## Task objective
In the text on investing through Roofstock, duplicate word for word the part starting at "So, over the" and ending at "time between tenants.".

The next concern I have is that it doesn't seem like many of the properties on their website really seem to be in prime locations. Now, I totally understand that prime location is totally subjective, and this is just my opinion on things. But from what I could tell, these seem to be more cash flowing properties than really appreciating assets. Don't misinterpret me here, because there is nothing wrong with going for cash flow over appreciation, and there are some great advantages of doing so.

But often, the reason why these properties are cash flowing so well is because the locations tend to be a little bit less desirable. Let’s take this listing for example: at 333 Cypress Hill, selling for one hundred and eight thousand nine hundred dollars today. Now, this seems to make some decent rental income, but then you see the property sold back in 1986 for fifty-four thousand five hundred dollars. Yes, that's right: fifty-four thousand five hundred dollars. You gotta remember that fifty-four thousand five hundred dollars in 1986, adjusted for inflation, is equivalent to one hundred and twenty-three thousand five hundred dollars in today's money.

So, over the last thirty years, that home has pretty much not appreciated in value at all; it simply just kept up with inflation. Now, I suppose you're still collecting rent during that time frame, so it's not like you're not making any money. But still, ideally in real estate, you want to be keeping up with inflation plus seeing some appreciation in addition to rent. Owning a property in a good location not only gives you more appreciation, but there's also more stability, more consistent rent, and also less vacancy in the time between tenants.

Now, the next downside I see with this from the buyer's perspective is that there's not really any room for improvement. Now, I get that this is not Roofstock's target audience, and they're really approaching a much more laid-back, casual, lazier investors who simply want to invest, collect rent, and not really do any work on it, and there's nothing wrong with that. But from a buyer's perspective, they can be making a lot more money if they're simply buying these properties, fixing them up, and then renting them out themselves.

So by not doing that, they're certainly paying a very large premium for having all of this work done for them. Finally, my last criticism with this—and I could be totally wrong with this one, so feel free to correct me on this one down in the comments if I am incorrect—but from everything I can tell, it doesn't appear as though you can tour the home in person before either writing an offer or closing on the property. If this is the case, and this is true, I think it’s so important that with any offer you write with Roofstock, it's very important to make that offer subject to interior inspection.

This means that you have the chance to see in person on the inside as a contingency of that sale, and if you don’t like it or don’t approve of that for whatever reason, you can back out of the deal. I've seen so many homes firsthand that just look amazing in the pictures. It's shot with the wide-angle lens, everything looks so bright, it looks perfect, but then you go and see the home in person and you realize, "Wow, this is a piece of..." It looks totally different than how it did online. They catfished me!

Good! The reality is that many pictures can often be altered, modified, open to interpretation, and photoshopped, and they can look entirely different from the reality of what the place is actually like. Now, besides those buyer concerns—which obviously could be eliminated with a little due diligence, seeing the property in person—I don't really see any downside from the buyer's perspective.

But now, let's talk about these seller's perspective. On the surface, again, I agree, it seems pretty good. You only pay two and a half percent commission to sell your property, you get to keep the tenant in there, which means that you get to collect rents the entire time that the property is on the market and also you don't have to bother with touring the home or like bothering the tenant for any of these inconveniences.

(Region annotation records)
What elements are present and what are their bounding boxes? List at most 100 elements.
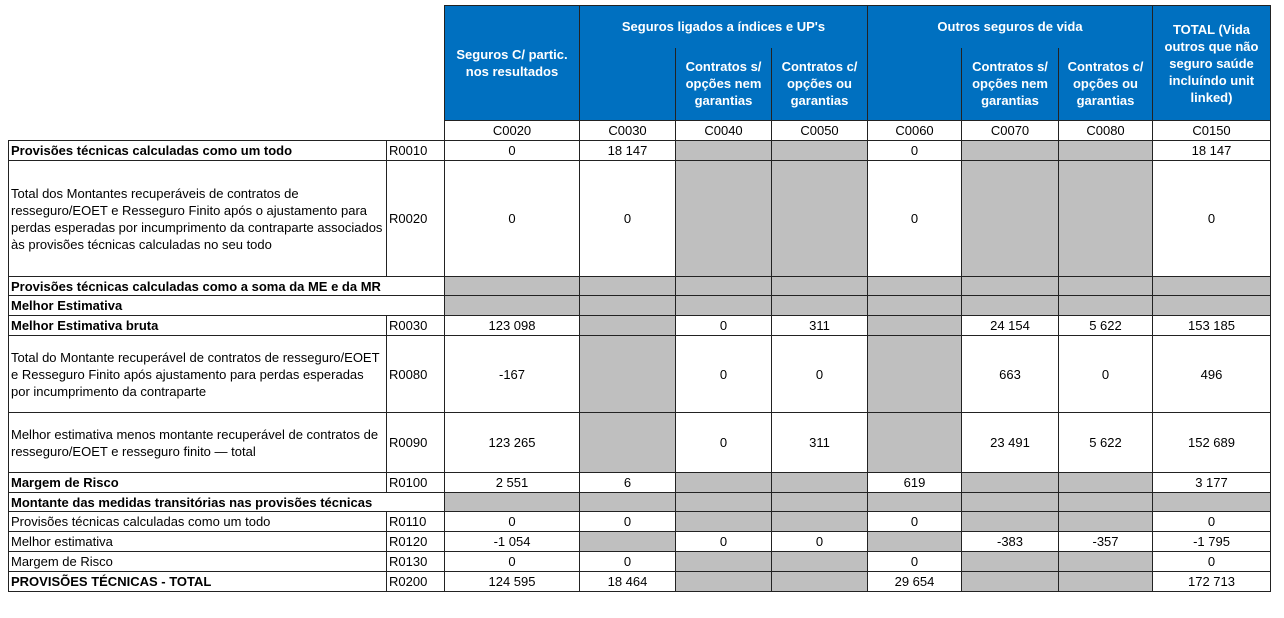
row-label: Provisões técnicas calculadas como um to… xyxy=(8,140,387,161)
row-code: R0020 xyxy=(386,160,445,277)
column-code: C0060 xyxy=(867,120,962,141)
table-row: Total do Montante recuperável de contrat… xyxy=(8,335,1271,413)
header-c0080: Contratos c/ opções ou garantias xyxy=(1058,47,1153,121)
value-cell: 5 622 xyxy=(1058,412,1153,473)
value-cell: 123 265 xyxy=(444,412,580,473)
row-code: R0110 xyxy=(386,511,445,532)
table-row: Montante das medidas transitórias nas pr… xyxy=(8,492,1271,512)
row-label: Total do Montante recuperável de contrat… xyxy=(8,335,387,413)
value-cell: 311 xyxy=(771,412,868,473)
grey-cell xyxy=(867,412,962,473)
header-c0020: Seguros C/ partic. nos resultados xyxy=(444,5,580,121)
row-code: R0120 xyxy=(386,531,445,552)
grey-cell xyxy=(1152,276,1271,296)
row-label: PROVISÕES TÉCNICAS - TOTAL xyxy=(8,571,387,592)
value-cell: 23 491 xyxy=(961,412,1059,473)
grey-cell xyxy=(771,472,868,493)
table-row: Margem de Risco R0100 2 551 6 619 3 177 xyxy=(8,472,1271,493)
value-cell: 0 xyxy=(867,160,962,277)
value-cell: 0 xyxy=(867,140,962,161)
grey-cell xyxy=(867,276,962,296)
value-cell: -1 054 xyxy=(444,531,580,552)
column-code: C0050 xyxy=(771,120,868,141)
grey-cell xyxy=(579,531,676,552)
grey-cell xyxy=(444,295,580,316)
blank-code-cell xyxy=(387,121,445,141)
grey-cell xyxy=(1058,511,1153,532)
value-cell: 18 147 xyxy=(1152,140,1271,161)
value-cell: 0 xyxy=(444,551,580,572)
row-code: R0030 xyxy=(386,315,445,336)
value-cell: 18 464 xyxy=(579,571,676,592)
header-c0060-blank xyxy=(867,47,962,121)
grey-cell xyxy=(867,295,962,316)
table-row: Melhor Estimativa bruta R0030 123 098 0 311 2… xyxy=(8,315,1271,336)
row-label: Margem de Risco xyxy=(8,551,387,572)
grey-cell xyxy=(1058,492,1153,512)
grey-cell xyxy=(771,511,868,532)
grey-cell xyxy=(1058,160,1153,277)
blank-header-cell xyxy=(9,6,387,121)
row-label: Margem de Risco xyxy=(8,472,387,493)
value-cell: 29 654 xyxy=(867,571,962,592)
value-cell: 0 xyxy=(1152,511,1271,532)
row-label: Melhor estimativa xyxy=(8,531,387,552)
grey-cell xyxy=(579,315,676,336)
grey-cell xyxy=(771,571,868,592)
header-c0040: Contratos s/ opções nem garantias xyxy=(675,47,772,121)
value-cell: -1 795 xyxy=(1152,531,1271,552)
grey-cell xyxy=(1058,551,1153,572)
grey-cell xyxy=(1058,295,1153,316)
column-code: C0040 xyxy=(675,120,772,141)
header-c0070: Contratos s/ opções nem garantias xyxy=(961,47,1059,121)
grey-cell xyxy=(961,295,1059,316)
value-cell: 3 177 xyxy=(1152,472,1271,493)
column-code: C0080 xyxy=(1058,120,1153,141)
grey-cell xyxy=(1152,295,1271,316)
value-cell: 0 xyxy=(444,160,580,277)
value-cell: 2 551 xyxy=(444,472,580,493)
row-code: R0090 xyxy=(386,412,445,473)
value-cell: 0 xyxy=(444,511,580,532)
grey-cell xyxy=(579,335,676,413)
value-cell: 18 147 xyxy=(579,140,676,161)
grey-cell xyxy=(444,276,580,296)
column-code: C0020 xyxy=(444,120,580,141)
grey-cell xyxy=(675,295,772,316)
column-code: C0070 xyxy=(961,120,1059,141)
table-row: PROVISÕES TÉCNICAS - TOTAL R0200 124 595 18… xyxy=(8,571,1271,592)
table-row: Total dos Montantes recuperáveis de cont… xyxy=(8,160,1271,277)
grey-cell xyxy=(961,160,1059,277)
value-cell: 124 595 xyxy=(444,571,580,592)
grey-cell xyxy=(961,140,1059,161)
row-label: Provisões técnicas calculadas como um to… xyxy=(8,511,387,532)
grey-cell xyxy=(1058,276,1153,296)
header-c0050: Contratos c/ opções ou garantias xyxy=(771,47,868,121)
blank-code-cell xyxy=(9,121,387,141)
grey-cell xyxy=(675,276,772,296)
grey-cell xyxy=(675,160,772,277)
grey-cell xyxy=(675,492,772,512)
row-label: Provisões técnicas calculadas como a som… xyxy=(8,276,445,296)
value-cell: 0 xyxy=(1152,551,1271,572)
row-code: R0130 xyxy=(386,551,445,572)
grey-cell xyxy=(961,276,1059,296)
value-cell: 5 622 xyxy=(1058,315,1153,336)
row-label: Melhor Estimativa xyxy=(8,295,445,316)
row-label: Total dos Montantes recuperáveis de cont… xyxy=(8,160,387,277)
header-total: TOTAL (Vida outros que não seguro saúde … xyxy=(1152,5,1271,121)
value-cell: 24 154 xyxy=(961,315,1059,336)
value-cell: 619 xyxy=(867,472,962,493)
row-label: Melhor Estimativa bruta xyxy=(8,315,387,336)
header-group-index-linked: Seguros ligados a índices e UP's xyxy=(579,5,868,48)
value-cell: 0 xyxy=(675,531,772,552)
value-cell: 0 xyxy=(771,531,868,552)
value-cell: 0 xyxy=(579,511,676,532)
grey-cell xyxy=(1058,472,1153,493)
table-row: Margem de Risco R0130 0 0 0 0 xyxy=(8,551,1271,572)
grey-cell xyxy=(1152,492,1271,512)
grey-cell xyxy=(579,412,676,473)
technical-provisions-table: Seguros C/ partic. nos resultados Seguro… xyxy=(8,5,1271,592)
value-cell: 0 xyxy=(867,551,962,572)
grey-cell xyxy=(867,315,962,336)
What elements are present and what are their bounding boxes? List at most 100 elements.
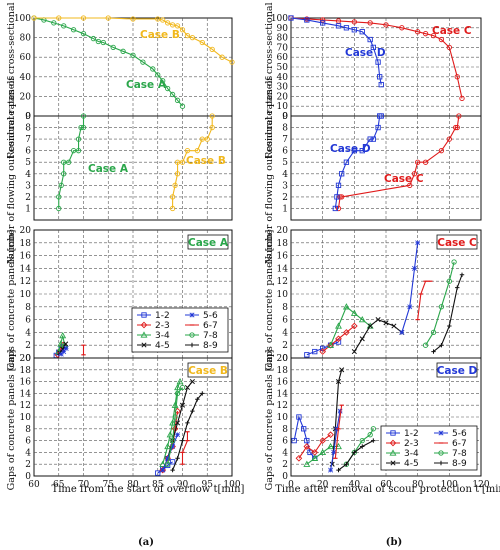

## Answer to this task
So, over the last thirty years, that home has pretty much not appreciated in value at all; it simply just kept up with inflation. Now, I suppose you're still collecting rent during that time frame, so it's not like you're not making any money. But still, ideally in real estate, you want to be keeping up with inflation plus seeing some appreciation in addition to rent. Owning a property in a good location not only gives you more appreciation, but there's also more stability, more consistent rent, and also less vacancy in the time between tenants.